____ Data listing

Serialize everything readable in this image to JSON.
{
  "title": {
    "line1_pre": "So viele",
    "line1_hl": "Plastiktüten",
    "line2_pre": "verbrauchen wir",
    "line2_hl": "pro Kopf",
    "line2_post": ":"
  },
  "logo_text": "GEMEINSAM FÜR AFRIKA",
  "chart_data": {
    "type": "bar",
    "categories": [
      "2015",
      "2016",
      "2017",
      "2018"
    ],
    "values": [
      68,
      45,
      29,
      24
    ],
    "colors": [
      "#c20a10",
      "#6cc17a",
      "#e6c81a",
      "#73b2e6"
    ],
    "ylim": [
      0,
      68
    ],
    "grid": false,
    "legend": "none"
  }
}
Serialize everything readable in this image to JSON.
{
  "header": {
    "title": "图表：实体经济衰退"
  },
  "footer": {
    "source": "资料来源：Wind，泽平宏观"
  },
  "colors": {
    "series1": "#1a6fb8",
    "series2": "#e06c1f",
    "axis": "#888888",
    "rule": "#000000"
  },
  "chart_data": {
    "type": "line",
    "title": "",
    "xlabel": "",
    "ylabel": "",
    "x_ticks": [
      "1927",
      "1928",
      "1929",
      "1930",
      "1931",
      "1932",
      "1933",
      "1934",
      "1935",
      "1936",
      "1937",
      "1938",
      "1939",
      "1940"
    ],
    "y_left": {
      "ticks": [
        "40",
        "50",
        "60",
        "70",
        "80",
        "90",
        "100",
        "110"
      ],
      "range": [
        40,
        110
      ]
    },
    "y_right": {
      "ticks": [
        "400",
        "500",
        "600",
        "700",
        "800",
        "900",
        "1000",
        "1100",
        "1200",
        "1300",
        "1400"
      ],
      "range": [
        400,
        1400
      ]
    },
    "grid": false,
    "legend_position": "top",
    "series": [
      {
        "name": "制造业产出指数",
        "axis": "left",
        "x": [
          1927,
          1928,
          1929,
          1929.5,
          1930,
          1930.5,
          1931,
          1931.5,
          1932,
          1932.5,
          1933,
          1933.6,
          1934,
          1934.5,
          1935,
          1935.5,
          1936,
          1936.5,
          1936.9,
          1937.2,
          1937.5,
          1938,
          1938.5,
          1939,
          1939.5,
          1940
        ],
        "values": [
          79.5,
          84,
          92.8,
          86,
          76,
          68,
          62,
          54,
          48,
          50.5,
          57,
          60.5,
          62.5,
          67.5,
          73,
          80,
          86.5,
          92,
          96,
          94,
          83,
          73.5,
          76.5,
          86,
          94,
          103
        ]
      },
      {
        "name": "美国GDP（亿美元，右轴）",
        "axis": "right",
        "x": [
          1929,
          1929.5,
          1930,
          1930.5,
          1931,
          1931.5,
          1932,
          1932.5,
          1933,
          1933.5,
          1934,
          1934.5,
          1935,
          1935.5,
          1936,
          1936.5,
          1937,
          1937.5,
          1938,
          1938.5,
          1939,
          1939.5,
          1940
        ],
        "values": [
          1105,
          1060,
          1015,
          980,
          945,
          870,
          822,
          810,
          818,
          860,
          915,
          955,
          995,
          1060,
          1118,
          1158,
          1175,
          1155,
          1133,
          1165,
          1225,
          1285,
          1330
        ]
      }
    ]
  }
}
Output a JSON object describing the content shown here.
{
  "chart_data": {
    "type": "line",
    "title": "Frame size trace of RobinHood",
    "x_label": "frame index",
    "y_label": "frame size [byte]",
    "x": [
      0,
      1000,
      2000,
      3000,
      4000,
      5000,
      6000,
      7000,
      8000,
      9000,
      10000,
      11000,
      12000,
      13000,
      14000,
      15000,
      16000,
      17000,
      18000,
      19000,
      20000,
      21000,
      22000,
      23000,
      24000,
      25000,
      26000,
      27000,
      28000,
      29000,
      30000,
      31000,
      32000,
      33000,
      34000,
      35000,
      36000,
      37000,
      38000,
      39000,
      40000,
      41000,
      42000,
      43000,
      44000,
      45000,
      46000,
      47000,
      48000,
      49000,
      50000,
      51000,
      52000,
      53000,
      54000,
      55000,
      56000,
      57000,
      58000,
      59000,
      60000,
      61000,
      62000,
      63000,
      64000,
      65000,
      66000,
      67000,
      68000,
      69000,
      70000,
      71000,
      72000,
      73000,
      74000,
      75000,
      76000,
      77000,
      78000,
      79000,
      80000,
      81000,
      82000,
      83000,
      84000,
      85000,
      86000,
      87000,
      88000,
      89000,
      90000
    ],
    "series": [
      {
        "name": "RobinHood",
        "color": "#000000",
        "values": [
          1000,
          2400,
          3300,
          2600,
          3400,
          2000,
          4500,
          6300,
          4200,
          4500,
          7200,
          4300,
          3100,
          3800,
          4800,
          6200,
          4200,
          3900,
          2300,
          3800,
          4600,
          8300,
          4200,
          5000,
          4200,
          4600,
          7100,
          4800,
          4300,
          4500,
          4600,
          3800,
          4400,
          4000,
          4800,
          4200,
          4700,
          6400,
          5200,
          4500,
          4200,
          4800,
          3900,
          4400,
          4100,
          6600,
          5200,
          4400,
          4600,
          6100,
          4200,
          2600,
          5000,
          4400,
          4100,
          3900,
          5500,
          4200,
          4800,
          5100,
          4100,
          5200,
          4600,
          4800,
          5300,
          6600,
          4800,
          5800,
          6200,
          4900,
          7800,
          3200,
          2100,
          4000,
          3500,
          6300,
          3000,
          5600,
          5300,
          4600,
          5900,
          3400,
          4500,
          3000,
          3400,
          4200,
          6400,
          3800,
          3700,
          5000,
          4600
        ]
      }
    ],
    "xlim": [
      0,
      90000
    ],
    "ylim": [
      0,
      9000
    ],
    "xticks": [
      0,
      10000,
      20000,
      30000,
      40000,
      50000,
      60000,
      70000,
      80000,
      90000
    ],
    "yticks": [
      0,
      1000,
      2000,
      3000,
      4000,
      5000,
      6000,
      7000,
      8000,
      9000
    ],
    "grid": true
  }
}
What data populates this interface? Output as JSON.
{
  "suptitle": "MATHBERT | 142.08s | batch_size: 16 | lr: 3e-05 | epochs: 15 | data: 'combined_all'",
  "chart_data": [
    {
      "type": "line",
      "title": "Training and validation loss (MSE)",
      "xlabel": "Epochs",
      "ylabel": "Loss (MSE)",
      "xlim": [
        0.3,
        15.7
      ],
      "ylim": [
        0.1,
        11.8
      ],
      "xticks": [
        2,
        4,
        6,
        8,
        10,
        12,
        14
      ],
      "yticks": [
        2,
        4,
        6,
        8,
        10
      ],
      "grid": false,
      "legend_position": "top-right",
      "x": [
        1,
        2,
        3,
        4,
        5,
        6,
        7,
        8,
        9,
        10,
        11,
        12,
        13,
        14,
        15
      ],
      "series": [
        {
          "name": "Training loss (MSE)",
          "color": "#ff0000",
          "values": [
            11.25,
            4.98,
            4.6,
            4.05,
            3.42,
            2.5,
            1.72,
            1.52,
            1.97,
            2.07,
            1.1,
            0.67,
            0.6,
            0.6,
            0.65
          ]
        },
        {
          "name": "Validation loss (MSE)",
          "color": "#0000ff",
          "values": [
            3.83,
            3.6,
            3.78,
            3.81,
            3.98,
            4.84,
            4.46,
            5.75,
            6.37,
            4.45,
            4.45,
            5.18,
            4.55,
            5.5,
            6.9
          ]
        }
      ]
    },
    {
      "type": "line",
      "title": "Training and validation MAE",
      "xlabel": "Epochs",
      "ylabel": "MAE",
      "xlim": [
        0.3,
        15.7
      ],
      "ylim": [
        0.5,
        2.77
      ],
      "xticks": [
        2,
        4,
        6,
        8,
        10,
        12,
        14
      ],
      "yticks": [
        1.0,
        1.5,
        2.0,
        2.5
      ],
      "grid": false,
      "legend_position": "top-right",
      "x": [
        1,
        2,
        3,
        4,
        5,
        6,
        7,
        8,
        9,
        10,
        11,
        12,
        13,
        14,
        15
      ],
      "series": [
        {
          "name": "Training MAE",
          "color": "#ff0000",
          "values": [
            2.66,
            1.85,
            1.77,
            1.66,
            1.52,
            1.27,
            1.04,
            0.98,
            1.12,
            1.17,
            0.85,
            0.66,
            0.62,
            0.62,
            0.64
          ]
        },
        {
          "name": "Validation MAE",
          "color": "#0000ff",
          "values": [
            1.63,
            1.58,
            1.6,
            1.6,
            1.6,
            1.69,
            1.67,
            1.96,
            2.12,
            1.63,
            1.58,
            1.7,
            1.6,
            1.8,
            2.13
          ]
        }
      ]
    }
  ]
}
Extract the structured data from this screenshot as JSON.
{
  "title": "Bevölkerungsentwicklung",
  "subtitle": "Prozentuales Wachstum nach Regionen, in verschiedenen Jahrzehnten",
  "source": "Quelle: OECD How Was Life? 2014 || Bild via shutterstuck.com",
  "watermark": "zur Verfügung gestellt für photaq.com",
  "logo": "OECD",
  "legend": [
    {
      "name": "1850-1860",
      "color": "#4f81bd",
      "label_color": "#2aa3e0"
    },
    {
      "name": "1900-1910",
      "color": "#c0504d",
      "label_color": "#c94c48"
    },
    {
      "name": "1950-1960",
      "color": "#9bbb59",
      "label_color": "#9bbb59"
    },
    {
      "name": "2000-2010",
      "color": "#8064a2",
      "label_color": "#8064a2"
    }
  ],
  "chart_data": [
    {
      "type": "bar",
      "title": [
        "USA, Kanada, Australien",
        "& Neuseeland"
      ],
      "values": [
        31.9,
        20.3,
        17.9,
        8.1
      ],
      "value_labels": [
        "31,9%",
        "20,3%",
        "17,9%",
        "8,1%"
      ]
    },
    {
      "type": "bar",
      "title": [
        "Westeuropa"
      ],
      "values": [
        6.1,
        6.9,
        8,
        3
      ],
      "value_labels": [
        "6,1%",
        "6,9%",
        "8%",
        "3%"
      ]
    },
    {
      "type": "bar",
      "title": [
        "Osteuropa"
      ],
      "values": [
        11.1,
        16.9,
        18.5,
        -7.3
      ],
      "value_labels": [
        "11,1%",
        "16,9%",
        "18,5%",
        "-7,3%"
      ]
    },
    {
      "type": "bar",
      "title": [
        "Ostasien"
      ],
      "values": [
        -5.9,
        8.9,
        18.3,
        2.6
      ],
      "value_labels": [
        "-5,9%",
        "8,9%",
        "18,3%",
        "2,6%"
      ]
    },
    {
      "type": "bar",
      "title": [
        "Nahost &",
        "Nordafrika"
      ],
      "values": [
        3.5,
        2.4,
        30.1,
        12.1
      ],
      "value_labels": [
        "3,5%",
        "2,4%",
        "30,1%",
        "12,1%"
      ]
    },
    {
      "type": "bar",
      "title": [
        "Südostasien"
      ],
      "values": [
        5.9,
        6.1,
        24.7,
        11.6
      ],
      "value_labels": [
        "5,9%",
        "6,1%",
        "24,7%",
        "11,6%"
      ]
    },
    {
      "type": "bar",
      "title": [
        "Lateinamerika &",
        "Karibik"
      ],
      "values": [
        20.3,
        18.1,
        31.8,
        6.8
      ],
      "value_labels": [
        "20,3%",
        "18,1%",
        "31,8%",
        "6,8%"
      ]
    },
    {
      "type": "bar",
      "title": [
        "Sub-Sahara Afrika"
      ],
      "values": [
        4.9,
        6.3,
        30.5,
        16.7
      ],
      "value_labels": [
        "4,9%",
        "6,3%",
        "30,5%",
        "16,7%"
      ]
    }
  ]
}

________

* Problem *
Identify which lines contain the word "JSON" and copy each one.

* The response *
Serialize everything readable in this image to JSON.
Serialize everything readable in this image to JSON.
Output a JSON object describing the content shown here.
What data populates this interface? Output as JSON.
Extract the structured data from this screenshot as JSON.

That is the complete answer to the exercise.